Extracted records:
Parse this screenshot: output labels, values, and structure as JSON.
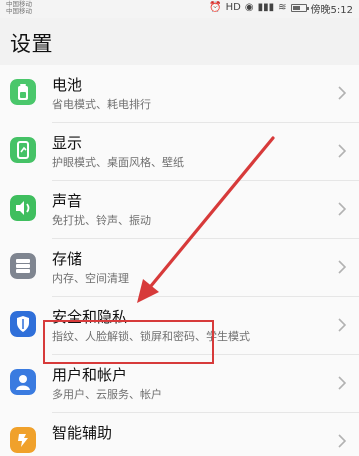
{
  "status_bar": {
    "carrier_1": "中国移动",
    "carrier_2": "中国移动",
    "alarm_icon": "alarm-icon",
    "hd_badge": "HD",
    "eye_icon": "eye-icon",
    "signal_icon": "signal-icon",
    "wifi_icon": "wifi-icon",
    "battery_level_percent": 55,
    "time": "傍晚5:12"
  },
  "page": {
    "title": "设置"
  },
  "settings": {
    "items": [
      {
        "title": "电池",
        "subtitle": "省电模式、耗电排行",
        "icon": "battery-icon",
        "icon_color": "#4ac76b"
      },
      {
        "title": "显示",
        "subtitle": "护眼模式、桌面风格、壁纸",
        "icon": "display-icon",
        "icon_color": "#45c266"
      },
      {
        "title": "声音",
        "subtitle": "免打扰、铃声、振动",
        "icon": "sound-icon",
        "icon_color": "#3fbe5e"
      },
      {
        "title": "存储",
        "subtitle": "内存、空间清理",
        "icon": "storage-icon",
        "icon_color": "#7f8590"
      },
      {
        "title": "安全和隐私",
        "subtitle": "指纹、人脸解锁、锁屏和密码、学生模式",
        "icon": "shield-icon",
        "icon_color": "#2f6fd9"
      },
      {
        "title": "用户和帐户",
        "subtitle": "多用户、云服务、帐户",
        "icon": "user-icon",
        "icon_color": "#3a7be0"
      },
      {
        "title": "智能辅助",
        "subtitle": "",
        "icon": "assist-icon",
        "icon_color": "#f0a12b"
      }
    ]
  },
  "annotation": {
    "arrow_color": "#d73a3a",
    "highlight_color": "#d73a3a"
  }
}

### What needs to be done
Reproduce the material word for word. Any pictures should be left out of the copy.

### Expected answer
Parse this screenshot: output labels, values, and structure as JSON.
{
  "status_bar": {
    "carrier_1": "中国移动",
    "carrier_2": "中国移动",
    "alarm_icon": "alarm-icon",
    "hd_badge": "HD",
    "eye_icon": "eye-icon",
    "signal_icon": "signal-icon",
    "wifi_icon": "wifi-icon",
    "battery_level_percent": 55,
    "time": "傍晚5:12"
  },
  "page": {
    "title": "设置"
  },
  "settings": {
    "items": [
      {
        "title": "电池",
        "subtitle": "省电模式、耗电排行",
        "icon": "battery-icon",
        "icon_color": "#4ac76b"
      },
      {
        "title": "显示",
        "subtitle": "护眼模式、桌面风格、壁纸",
        "icon": "display-icon",
        "icon_color": "#45c266"
      },
      {
        "title": "声音",
        "subtitle": "免打扰、铃声、振动",
        "icon": "sound-icon",
        "icon_color": "#3fbe5e"
      },
      {
        "title": "存储",
        "subtitle": "内存、空间清理",
        "icon": "storage-icon",
        "icon_color": "#7f8590"
      },
      {
        "title": "安全和隐私",
        "subtitle": "指纹、人脸解锁、锁屏和密码、学生模式",
        "icon": "shield-icon",
        "icon_color": "#2f6fd9"
      },
      {
        "title": "用户和帐户",
        "subtitle": "多用户、云服务、帐户",
        "icon": "user-icon",
        "icon_color": "#3a7be0"
      },
      {
        "title": "智能辅助",
        "subtitle": "",
        "icon": "assist-icon",
        "icon_color": "#f0a12b"
      }
    ]
  },
  "annotation": {
    "arrow_color": "#d73a3a",
    "highlight_color": "#d73a3a"
  }
}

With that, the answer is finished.